Material for this exercise —
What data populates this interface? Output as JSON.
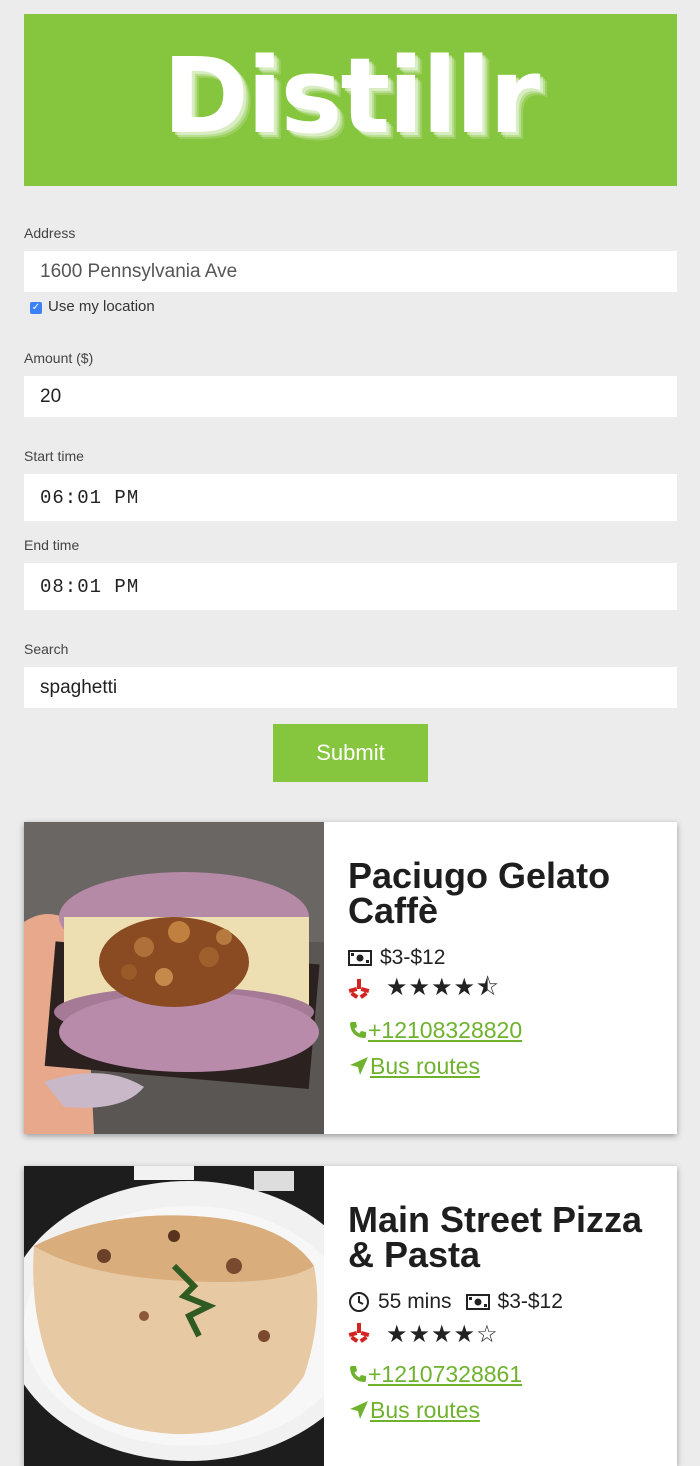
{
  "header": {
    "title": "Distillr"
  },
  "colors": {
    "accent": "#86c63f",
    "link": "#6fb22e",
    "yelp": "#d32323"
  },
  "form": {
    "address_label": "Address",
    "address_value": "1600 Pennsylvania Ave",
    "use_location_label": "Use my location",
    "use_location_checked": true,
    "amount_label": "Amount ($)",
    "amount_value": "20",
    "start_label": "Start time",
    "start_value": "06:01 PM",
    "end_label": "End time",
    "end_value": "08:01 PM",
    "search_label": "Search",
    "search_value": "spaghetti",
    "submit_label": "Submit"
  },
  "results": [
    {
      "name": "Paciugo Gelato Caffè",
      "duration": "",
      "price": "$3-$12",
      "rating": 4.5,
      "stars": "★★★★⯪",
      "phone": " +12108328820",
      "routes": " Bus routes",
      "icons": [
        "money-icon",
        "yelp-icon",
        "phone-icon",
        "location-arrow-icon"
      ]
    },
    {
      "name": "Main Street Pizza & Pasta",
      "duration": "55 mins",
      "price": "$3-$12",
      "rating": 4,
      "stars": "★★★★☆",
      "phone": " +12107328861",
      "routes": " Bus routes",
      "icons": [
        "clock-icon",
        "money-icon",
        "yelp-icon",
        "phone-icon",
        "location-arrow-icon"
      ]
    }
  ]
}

The problem — Can you repeat every record above exactly, apart from the pictures?

Exercise response —
What data populates this interface? Output as JSON.
{
  "header": {
    "title": "Distillr"
  },
  "colors": {
    "accent": "#86c63f",
    "link": "#6fb22e",
    "yelp": "#d32323"
  },
  "form": {
    "address_label": "Address",
    "address_value": "1600 Pennsylvania Ave",
    "use_location_label": "Use my location",
    "use_location_checked": true,
    "amount_label": "Amount ($)",
    "amount_value": "20",
    "start_label": "Start time",
    "start_value": "06:01 PM",
    "end_label": "End time",
    "end_value": "08:01 PM",
    "search_label": "Search",
    "search_value": "spaghetti",
    "submit_label": "Submit"
  },
  "results": [
    {
      "name": "Paciugo Gelato Caffè",
      "duration": "",
      "price": "$3-$12",
      "rating": 4.5,
      "stars": "★★★★⯪",
      "phone": " +12108328820",
      "routes": " Bus routes",
      "icons": [
        "money-icon",
        "yelp-icon",
        "phone-icon",
        "location-arrow-icon"
      ]
    },
    {
      "name": "Main Street Pizza & Pasta",
      "duration": "55 mins",
      "price": "$3-$12",
      "rating": 4,
      "stars": "★★★★☆",
      "phone": " +12107328861",
      "routes": " Bus routes",
      "icons": [
        "clock-icon",
        "money-icon",
        "yelp-icon",
        "phone-icon",
        "location-arrow-icon"
      ]
    }
  ]
}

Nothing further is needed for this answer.